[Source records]
..........

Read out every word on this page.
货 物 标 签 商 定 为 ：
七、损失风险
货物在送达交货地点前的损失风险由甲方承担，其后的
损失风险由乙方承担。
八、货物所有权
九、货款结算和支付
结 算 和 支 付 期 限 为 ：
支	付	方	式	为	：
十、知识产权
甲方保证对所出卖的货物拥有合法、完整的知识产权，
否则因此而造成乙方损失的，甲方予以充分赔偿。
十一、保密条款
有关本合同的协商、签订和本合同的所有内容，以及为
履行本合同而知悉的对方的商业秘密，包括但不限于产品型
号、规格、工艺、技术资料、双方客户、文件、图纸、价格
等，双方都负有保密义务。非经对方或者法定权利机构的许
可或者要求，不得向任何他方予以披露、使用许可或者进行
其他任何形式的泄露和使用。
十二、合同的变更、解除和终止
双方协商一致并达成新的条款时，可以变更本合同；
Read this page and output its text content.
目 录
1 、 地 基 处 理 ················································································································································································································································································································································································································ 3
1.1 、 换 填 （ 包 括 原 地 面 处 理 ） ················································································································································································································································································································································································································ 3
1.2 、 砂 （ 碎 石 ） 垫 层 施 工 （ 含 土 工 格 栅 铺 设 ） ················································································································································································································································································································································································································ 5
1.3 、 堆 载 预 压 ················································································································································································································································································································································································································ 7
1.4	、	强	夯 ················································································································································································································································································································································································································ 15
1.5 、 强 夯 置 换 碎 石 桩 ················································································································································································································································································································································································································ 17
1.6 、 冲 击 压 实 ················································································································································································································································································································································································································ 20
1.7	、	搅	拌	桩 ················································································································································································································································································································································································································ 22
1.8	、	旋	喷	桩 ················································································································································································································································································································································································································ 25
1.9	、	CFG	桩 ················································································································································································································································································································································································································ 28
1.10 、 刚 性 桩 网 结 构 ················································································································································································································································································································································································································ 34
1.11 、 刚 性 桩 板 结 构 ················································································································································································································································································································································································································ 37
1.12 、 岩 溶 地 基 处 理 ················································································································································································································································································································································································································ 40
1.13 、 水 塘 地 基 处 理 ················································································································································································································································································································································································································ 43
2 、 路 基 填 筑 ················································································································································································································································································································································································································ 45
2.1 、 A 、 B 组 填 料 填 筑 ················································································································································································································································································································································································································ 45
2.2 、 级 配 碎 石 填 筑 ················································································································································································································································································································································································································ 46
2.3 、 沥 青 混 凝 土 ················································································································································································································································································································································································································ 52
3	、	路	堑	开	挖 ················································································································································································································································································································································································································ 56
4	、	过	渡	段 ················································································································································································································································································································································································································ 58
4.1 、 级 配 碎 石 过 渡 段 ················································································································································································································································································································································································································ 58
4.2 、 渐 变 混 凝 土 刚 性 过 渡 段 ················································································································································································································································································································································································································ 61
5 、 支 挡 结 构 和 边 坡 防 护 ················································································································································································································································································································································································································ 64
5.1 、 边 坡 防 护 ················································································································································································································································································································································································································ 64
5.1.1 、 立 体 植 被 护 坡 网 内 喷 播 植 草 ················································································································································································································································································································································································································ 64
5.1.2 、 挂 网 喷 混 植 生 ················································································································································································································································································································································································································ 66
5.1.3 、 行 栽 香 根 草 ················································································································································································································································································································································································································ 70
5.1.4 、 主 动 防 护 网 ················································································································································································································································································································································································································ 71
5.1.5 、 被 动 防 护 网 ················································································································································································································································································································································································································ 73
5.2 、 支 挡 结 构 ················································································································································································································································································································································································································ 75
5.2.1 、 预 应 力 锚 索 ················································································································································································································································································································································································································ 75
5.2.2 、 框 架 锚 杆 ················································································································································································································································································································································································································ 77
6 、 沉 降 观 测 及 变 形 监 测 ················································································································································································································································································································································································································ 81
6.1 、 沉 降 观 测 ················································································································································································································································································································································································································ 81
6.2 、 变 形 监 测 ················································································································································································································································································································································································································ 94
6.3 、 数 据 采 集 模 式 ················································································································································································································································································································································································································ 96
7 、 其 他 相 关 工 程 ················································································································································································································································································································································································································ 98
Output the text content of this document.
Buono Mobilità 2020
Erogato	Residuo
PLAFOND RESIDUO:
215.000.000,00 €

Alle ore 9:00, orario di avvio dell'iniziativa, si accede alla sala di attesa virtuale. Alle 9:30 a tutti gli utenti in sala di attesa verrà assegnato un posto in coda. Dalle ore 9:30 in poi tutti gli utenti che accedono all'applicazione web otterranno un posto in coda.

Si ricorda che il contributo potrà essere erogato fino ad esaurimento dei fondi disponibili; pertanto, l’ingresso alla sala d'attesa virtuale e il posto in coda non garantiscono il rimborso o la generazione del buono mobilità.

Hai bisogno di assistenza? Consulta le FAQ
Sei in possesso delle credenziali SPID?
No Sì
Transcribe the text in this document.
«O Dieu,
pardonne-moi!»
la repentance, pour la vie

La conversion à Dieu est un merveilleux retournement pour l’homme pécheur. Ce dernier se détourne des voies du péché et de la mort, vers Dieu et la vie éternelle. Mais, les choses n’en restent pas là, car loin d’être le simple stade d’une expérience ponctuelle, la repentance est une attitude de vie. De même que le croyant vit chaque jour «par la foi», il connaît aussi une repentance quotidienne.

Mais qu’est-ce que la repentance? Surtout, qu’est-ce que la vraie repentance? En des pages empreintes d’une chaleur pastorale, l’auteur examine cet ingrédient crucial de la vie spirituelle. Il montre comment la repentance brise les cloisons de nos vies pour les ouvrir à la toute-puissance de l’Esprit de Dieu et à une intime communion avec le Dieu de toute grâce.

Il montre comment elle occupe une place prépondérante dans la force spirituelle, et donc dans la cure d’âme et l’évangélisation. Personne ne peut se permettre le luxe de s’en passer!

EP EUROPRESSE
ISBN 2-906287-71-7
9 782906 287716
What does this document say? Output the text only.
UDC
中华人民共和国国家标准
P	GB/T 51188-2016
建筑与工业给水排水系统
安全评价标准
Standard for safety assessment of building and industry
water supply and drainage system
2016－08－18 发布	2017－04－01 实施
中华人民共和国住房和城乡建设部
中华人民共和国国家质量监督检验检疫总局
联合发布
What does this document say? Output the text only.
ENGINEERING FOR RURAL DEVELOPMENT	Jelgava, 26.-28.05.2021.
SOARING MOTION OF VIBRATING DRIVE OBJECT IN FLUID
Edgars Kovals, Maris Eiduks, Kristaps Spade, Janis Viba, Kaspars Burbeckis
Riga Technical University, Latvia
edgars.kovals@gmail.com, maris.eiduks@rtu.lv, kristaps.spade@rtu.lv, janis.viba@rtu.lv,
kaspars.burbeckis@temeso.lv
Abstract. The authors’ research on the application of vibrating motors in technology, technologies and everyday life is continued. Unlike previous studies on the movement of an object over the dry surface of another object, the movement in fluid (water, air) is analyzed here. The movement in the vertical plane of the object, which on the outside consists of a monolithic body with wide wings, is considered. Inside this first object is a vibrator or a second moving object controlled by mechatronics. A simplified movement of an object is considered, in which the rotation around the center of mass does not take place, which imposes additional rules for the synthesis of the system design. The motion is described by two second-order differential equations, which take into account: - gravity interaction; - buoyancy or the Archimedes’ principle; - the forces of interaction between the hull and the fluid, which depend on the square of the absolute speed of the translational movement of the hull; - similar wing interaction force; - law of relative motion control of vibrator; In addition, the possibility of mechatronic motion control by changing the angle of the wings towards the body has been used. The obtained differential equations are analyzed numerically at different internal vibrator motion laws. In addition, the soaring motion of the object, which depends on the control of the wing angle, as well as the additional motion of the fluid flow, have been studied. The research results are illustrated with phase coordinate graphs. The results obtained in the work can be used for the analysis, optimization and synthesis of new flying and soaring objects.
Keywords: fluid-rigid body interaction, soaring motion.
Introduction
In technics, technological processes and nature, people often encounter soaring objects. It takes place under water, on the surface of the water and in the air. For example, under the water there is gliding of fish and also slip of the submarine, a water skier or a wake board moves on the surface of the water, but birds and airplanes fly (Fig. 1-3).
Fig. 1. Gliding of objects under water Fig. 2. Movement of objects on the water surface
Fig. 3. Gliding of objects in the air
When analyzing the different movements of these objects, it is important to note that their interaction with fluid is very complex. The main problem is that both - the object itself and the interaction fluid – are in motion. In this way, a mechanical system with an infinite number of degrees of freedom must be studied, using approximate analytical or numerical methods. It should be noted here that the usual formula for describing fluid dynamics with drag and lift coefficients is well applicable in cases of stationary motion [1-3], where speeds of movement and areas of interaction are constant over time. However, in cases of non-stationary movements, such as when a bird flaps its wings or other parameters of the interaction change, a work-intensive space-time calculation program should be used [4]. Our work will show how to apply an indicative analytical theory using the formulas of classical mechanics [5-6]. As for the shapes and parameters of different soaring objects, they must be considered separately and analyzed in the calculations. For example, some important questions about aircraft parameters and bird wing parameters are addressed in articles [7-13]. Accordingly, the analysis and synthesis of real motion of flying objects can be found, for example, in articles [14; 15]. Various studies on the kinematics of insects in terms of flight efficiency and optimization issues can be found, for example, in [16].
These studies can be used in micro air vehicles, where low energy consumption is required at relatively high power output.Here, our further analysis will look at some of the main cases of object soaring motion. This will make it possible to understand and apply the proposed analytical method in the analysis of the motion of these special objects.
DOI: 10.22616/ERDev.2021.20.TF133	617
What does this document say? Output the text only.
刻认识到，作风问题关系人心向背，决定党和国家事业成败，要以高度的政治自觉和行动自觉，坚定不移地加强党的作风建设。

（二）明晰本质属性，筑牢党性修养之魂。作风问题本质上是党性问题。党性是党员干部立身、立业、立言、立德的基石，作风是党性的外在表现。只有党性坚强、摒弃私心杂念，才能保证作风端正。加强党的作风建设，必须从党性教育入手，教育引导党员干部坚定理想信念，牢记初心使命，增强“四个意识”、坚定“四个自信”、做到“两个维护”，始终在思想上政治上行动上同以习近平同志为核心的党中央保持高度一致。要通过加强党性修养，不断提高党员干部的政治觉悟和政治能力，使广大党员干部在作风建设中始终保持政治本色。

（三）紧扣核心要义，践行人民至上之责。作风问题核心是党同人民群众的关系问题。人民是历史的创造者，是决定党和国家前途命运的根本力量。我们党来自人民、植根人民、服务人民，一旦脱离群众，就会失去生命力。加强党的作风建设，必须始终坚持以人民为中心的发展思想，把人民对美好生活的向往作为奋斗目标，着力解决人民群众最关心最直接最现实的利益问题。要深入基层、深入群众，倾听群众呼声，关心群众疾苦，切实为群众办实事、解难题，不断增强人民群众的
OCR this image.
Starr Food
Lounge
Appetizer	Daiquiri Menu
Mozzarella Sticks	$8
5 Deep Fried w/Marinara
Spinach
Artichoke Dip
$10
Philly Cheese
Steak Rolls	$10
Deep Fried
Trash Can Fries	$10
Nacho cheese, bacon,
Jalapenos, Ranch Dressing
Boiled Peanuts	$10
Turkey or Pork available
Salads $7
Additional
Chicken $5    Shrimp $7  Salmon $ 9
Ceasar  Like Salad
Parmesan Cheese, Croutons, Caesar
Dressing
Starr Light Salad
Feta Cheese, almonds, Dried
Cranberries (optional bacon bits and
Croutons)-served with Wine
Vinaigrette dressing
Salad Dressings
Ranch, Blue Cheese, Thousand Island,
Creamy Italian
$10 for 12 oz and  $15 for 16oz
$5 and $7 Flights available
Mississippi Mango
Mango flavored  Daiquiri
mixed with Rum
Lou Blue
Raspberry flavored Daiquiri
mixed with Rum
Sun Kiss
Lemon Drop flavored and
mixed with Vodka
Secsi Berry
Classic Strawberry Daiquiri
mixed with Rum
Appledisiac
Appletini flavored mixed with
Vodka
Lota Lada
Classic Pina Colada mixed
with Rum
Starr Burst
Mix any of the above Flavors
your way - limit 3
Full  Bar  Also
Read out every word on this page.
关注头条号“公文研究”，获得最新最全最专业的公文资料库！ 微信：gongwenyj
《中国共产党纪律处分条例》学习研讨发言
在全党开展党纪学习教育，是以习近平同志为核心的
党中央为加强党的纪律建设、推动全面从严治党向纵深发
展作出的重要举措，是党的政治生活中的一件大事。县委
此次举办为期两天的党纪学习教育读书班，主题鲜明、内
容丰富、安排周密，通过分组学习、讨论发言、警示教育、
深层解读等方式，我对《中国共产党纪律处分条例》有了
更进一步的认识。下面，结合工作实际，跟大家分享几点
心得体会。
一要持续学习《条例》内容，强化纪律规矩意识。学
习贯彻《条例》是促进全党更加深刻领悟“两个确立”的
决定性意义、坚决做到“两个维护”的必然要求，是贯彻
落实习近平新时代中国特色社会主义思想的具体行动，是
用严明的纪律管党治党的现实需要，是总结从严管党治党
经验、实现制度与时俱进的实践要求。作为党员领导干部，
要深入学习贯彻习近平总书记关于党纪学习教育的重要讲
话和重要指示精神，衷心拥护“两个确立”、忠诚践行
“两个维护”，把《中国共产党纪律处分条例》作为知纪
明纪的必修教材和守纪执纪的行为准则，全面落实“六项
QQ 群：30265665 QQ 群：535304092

..........

- _PROBLEM REQUIREMENTS_: Go through the records above and copy every line with the word "flavored".

- _RESPONSE TO THE EXERCISE_:
Mango flavored  Daiquiri
Raspberry flavored Daiquiri
Lemon Drop flavored and
Appletini flavored mixed with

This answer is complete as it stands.